== TEXT BLOCK
In addition, near the lateral edges of each of piezoelectric sheets
21a, 21c, 21e, 21g, lead portions 25a are integrally formed with
the common electrode 25 so as to extend throughout the lateral
edges.
[0068] On the upper surface of each of piezoelectric sheets 21a,
21c, 21e, 21g, dummy individual electrodes 26 are formed at
positions along the longitudinal edges outside the common electrode
25. The dummy individual electrodes 26 are aligned with the
individual electrodes 24, and a substantially equal width and a
shorter length, compared with the individual electrodes 24.
[0069] On the upper surface of the piezoelectric sheet 22 at the
bottom and on the upper surface of each of piezoelectric sheets
21b, 21d, 21f, dummy common electrodes 27 are formed near the
shorter side edges throughout their length in alignment with the
contiguous lead portions 25a, 25a.
[0070] On the upper surface of the top sheet 23 at the top, surface
electrodes 30 are provided along the longitudinal edges so as to be
aligned with the respective individual electrodes 24. In addition,
at the four corners of the upper surface of the top sheet 23,
surface electrodes 31 are provided so as to be aligned with the
lead portions 25a of the common electrode 25.
[0071] In the piezoelectric sheets 21a, 21b, 21c, 21d, 21e, 21f,
21g and the top sheet 23 through holes 32 are formed such that the
surface electrodes 30 communicate with the aligned individual
electrodes 24 and dummy individual electrodes 26. Similarly,
through holes 33 are formed at the four corners such that the
surface electrodes 31 of the top sheet 23 communicate with the
aligned lead portions 25a of each common electrode 25, and the
aligned dummy common electrodes 27.
[0072] By filling the through holes 32, 33 with a conductive
material, the individual electrodes 24, the dummy individual
electrodes 26, and the surface electrodes 30, which are aligned
with each other in the laminating direction, are electrically
connected. Likewise, the common electrodes 25, the dummy common
electrodes 27, and the surface electrodes 31 on the top sheet 23,
which are aligned with each other, are electrically connected.
[0073] The piezoelectric actuator 20 is fabricated by the following
method.
[0074] A plurality of ceramic sheets, each of which is as large as
a plurality of piezoelectric sheets 21a-21g, 22 arranged in a
matrix from, should be prepared. A plurality of piezoelectric
sheets are fabricated from a single ceramic sheet. The
piezoelectric sheets 21b, 21d, 21f, 22 are fabricated in the same
way because individual electrodes 24 and dummy common electrodes 27
are formed in the same positions thereon. However, the
piezoelectric sheet 22 is exceptional in that no through holes 32,
33 are formed therein.
====
== ENTRIES PROVIDED
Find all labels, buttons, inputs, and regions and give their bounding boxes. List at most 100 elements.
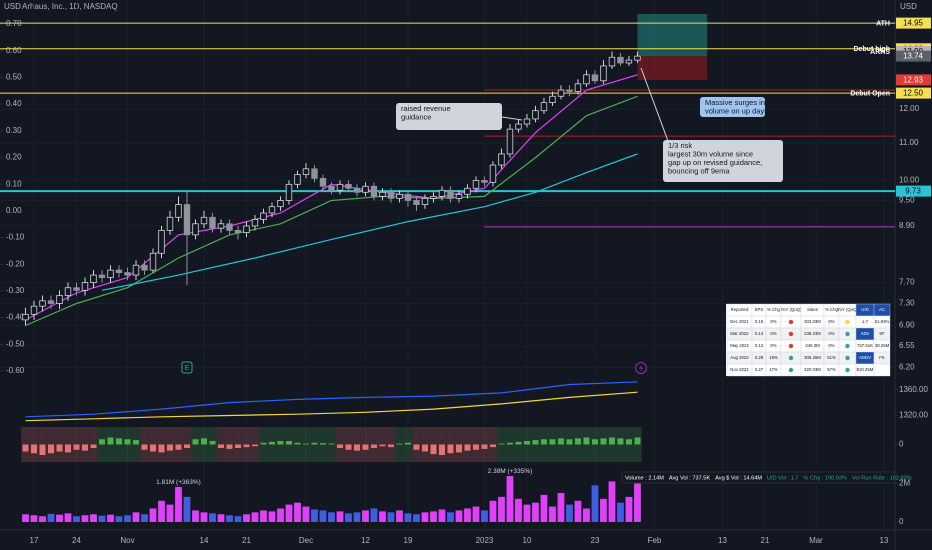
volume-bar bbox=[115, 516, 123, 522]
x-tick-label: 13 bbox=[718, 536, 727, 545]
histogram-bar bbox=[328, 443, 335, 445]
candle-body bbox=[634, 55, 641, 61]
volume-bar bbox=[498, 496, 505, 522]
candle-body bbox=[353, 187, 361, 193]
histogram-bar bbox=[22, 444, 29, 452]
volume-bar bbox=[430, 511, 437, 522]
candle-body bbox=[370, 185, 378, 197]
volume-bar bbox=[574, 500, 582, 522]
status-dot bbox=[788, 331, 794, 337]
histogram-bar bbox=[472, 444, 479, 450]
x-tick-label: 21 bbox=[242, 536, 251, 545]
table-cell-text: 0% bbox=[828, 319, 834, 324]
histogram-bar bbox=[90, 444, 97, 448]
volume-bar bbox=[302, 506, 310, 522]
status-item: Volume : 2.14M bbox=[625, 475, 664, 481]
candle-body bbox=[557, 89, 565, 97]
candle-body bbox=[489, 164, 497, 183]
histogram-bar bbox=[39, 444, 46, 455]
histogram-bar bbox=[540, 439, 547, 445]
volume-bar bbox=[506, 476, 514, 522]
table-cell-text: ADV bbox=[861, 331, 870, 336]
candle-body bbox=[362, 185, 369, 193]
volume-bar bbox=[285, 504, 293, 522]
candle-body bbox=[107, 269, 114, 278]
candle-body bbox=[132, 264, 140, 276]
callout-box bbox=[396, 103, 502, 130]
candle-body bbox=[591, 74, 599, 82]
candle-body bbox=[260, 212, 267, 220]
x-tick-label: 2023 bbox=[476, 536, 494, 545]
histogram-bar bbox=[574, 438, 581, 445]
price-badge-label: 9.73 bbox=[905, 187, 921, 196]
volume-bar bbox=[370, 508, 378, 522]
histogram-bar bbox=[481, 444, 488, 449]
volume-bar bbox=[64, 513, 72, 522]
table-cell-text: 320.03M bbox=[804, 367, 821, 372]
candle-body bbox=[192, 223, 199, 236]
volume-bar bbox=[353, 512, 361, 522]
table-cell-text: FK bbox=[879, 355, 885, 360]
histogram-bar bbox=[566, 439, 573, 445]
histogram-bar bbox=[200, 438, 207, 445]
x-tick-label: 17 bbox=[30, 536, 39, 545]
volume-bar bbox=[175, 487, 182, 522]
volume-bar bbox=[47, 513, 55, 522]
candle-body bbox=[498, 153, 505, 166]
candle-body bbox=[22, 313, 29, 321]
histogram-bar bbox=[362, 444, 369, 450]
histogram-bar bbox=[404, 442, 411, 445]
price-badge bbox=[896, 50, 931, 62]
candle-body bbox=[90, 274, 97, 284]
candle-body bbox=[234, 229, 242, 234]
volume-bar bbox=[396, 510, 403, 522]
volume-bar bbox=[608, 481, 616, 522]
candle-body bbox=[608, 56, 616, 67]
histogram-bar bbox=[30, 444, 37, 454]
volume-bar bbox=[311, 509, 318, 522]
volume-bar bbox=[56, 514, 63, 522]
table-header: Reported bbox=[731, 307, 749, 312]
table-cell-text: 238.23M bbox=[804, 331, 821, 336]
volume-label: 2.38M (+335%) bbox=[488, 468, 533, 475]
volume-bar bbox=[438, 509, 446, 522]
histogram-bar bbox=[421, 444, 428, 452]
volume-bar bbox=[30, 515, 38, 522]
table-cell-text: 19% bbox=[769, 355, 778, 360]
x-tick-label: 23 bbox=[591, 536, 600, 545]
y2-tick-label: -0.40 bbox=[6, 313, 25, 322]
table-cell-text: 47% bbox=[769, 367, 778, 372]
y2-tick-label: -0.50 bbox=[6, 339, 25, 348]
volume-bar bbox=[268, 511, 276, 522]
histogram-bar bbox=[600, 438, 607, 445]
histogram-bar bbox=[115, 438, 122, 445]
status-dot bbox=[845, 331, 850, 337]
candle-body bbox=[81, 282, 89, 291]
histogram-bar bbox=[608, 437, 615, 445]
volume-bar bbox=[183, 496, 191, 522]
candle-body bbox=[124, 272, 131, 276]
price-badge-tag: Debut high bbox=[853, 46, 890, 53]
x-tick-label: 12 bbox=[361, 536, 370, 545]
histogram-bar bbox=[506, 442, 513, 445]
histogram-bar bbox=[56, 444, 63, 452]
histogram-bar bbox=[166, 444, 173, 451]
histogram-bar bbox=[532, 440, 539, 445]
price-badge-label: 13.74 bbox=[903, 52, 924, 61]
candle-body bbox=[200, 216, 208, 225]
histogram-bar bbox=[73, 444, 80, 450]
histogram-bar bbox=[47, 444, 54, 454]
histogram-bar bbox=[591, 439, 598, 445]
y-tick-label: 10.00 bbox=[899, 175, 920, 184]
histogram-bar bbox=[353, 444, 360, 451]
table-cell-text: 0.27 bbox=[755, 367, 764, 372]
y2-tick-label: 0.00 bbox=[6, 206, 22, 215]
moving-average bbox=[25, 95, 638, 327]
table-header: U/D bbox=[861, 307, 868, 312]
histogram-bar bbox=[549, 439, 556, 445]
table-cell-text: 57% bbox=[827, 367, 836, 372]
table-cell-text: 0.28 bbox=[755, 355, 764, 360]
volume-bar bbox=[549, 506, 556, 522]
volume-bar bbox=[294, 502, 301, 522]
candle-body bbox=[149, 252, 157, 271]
====
== ENTRIES PROVIDED
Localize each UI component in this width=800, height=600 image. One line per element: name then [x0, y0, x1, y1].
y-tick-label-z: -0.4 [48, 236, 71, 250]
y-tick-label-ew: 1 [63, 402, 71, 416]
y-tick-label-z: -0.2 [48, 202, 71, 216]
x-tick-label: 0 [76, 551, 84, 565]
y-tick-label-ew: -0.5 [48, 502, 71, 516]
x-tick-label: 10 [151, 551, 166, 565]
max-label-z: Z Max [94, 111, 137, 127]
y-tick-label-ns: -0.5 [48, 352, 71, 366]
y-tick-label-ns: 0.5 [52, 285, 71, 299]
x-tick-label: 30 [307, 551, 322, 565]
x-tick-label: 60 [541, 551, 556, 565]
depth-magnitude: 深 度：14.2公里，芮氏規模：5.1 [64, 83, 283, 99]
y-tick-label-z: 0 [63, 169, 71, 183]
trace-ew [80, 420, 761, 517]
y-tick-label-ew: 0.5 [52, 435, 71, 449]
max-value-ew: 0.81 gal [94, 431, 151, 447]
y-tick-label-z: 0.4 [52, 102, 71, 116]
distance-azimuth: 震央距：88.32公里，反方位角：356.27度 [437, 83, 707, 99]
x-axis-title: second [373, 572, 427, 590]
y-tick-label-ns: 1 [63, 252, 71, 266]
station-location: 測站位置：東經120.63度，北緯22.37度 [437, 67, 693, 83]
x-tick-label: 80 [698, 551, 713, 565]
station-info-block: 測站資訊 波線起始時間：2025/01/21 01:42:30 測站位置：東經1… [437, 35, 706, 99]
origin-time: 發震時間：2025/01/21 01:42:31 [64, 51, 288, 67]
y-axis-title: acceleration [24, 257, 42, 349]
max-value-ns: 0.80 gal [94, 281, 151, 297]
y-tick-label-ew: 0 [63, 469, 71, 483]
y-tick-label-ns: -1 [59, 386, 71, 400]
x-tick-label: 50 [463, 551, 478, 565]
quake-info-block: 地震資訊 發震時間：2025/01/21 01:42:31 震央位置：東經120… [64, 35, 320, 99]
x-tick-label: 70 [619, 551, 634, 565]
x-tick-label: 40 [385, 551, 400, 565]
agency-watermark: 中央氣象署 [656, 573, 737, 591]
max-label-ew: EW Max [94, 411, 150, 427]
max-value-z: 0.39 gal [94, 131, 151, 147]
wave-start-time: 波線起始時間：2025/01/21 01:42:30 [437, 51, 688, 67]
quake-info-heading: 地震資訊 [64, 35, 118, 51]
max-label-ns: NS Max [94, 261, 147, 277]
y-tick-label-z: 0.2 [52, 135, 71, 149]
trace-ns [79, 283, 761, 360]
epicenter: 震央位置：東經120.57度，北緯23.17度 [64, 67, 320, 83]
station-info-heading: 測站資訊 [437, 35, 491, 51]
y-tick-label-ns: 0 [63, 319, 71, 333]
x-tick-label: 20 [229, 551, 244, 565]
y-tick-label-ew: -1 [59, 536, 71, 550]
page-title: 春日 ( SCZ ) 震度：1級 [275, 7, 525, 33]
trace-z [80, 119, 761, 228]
====
COMPLETE THE FOLLOWING:
1. According to the piezoelectric actuator text, which piezoelectric sheet has no through holes 32, 33 formed in it?
2. In the records, render everything from the line containing "Localize each UI" down to the line containing "x-tick-label: 30 [307, 551, 322, 565]" as a Markdown table with the columns n and Line, numbering each row and skipping blank lines.
The piezoelectric actuator text and the records are unrelated to each other.

RESPONSES PER TASK:
1. Piezoelectric sheet 22.

2.
| n | Line |
|---|---|
| 1 | Localize each UI component in this width=800, height=600 image. One line per element: name then [x0, y0, x1, y1]. |
| 2 | y-tick-label-z: -0.4 [48, 236, 71, 250] |
| 3 | y-tick-label-ew: 1 [63, 402, 71, 416] |
| 4 | y-tick-label-z: -0.2 [48, 202, 71, 216] |
| 5 | x-tick-label: 0 [76, 551, 84, 565] |
| 6 | y-tick-label-ew: -0.5 [48, 502, 71, 516] |
| 7 | x-tick-label: 10 [151, 551, 166, 565] |
| 8 | max-label-z: Z Max [94, 111, 137, 127] |
| 9 | y-tick-label-ns: -0.5 [48, 352, 71, 366] |
| 10 | y-tick-label-ns: 0.5 [52, 285, 71, 299] |
| 11 | x-tick-label: 30 [307, 551, 322, 565] |